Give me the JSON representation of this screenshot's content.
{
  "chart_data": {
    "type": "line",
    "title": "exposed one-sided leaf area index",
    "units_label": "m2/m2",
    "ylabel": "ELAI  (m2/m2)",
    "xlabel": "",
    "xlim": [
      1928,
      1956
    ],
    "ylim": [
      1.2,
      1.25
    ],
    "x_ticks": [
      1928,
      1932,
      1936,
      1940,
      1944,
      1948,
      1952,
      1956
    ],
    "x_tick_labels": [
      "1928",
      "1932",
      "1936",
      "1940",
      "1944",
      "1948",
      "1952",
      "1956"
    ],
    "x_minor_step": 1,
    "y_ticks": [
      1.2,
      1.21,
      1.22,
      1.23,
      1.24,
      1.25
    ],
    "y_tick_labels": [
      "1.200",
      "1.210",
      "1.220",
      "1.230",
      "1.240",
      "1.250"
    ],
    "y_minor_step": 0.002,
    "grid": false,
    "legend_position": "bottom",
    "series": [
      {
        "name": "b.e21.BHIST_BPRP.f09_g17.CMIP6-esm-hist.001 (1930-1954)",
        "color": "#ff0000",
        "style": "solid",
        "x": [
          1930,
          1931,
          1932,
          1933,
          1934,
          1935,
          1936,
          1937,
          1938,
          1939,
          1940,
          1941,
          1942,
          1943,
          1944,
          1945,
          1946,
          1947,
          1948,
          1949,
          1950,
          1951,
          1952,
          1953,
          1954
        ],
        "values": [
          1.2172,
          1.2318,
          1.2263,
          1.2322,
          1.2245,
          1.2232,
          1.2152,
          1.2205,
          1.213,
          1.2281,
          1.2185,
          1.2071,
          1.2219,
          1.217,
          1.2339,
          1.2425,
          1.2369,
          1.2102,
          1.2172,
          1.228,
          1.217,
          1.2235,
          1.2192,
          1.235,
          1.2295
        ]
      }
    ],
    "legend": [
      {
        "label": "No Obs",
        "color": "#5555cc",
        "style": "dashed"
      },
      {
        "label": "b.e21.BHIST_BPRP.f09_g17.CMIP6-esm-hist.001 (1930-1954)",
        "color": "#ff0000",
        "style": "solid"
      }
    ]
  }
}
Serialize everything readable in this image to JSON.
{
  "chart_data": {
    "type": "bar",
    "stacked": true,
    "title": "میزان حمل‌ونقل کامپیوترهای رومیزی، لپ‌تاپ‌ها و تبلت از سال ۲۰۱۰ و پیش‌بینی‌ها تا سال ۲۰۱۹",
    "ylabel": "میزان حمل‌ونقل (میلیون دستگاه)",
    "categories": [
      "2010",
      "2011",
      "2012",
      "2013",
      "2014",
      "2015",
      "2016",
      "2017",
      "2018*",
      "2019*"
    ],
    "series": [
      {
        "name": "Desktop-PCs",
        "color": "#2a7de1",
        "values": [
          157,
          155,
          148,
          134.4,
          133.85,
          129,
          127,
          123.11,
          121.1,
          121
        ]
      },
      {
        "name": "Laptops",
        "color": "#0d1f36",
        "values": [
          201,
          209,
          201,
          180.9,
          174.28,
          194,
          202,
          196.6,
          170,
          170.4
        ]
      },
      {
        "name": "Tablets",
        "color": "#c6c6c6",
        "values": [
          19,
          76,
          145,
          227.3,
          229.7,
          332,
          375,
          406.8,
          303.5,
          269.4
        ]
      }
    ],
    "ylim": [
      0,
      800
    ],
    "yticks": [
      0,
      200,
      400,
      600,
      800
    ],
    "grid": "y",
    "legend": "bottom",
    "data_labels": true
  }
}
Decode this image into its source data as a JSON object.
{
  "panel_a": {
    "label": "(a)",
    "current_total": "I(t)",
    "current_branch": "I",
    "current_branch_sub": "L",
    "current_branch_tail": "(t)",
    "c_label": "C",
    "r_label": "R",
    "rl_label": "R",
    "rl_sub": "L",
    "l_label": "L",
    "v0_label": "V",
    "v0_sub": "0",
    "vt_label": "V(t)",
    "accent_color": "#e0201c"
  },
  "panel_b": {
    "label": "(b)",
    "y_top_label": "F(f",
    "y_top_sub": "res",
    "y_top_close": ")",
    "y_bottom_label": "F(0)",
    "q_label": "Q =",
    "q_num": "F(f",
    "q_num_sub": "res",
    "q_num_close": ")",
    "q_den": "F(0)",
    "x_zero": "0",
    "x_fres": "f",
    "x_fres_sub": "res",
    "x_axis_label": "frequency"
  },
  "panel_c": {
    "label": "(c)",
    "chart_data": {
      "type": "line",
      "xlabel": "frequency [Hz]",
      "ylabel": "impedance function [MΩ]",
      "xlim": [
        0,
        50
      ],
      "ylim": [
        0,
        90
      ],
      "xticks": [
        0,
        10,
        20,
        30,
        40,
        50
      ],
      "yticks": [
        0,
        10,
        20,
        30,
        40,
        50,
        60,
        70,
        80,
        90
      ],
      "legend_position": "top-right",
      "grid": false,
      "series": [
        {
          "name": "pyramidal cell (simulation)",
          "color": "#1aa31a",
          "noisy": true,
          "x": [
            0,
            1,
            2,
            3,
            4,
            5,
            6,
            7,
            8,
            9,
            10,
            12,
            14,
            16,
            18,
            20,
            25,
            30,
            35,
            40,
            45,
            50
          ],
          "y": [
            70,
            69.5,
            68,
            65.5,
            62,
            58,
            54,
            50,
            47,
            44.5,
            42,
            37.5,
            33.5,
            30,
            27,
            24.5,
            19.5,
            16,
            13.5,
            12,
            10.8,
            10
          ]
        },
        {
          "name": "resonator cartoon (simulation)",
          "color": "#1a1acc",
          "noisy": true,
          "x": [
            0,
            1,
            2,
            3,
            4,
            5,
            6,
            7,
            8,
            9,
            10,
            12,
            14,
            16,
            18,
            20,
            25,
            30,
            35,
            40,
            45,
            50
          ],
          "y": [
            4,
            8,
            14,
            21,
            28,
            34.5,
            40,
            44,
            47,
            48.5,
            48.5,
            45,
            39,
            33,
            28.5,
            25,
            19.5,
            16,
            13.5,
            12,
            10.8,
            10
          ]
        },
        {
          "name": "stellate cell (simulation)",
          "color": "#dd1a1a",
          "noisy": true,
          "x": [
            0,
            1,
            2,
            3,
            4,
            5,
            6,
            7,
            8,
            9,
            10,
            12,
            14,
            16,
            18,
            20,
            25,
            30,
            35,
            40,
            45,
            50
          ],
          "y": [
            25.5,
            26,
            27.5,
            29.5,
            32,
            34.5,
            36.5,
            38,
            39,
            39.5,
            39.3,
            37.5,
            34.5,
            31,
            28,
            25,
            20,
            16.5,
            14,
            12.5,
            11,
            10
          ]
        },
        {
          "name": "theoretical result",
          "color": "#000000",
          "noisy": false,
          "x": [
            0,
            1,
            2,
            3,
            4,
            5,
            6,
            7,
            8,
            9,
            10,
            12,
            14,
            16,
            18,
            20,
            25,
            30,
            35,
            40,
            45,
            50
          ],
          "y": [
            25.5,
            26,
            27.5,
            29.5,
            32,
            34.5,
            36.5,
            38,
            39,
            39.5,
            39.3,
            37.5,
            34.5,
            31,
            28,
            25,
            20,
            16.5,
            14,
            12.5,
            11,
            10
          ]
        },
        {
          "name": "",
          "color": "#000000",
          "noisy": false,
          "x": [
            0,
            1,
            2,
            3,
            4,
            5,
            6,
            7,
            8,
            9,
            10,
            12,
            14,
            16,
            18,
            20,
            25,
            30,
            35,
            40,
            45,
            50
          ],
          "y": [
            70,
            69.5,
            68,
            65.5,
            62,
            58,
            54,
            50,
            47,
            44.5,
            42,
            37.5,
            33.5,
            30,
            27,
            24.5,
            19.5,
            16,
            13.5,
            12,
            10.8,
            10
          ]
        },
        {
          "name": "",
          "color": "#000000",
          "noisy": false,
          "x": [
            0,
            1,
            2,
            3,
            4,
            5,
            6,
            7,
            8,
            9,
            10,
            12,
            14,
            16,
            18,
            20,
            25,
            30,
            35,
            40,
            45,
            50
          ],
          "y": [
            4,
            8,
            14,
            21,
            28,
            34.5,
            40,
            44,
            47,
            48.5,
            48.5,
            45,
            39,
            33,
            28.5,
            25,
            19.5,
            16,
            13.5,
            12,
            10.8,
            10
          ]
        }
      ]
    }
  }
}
○ ○ ○ ○ ○
Objective –
Gather all lines from the records above in which "simulation" appears.

Exercise result –
          "name": "pyramidal cell (simulation)",
          "name": "resonator cartoon (simulation)",
          "name": "stellate cell (simulation)",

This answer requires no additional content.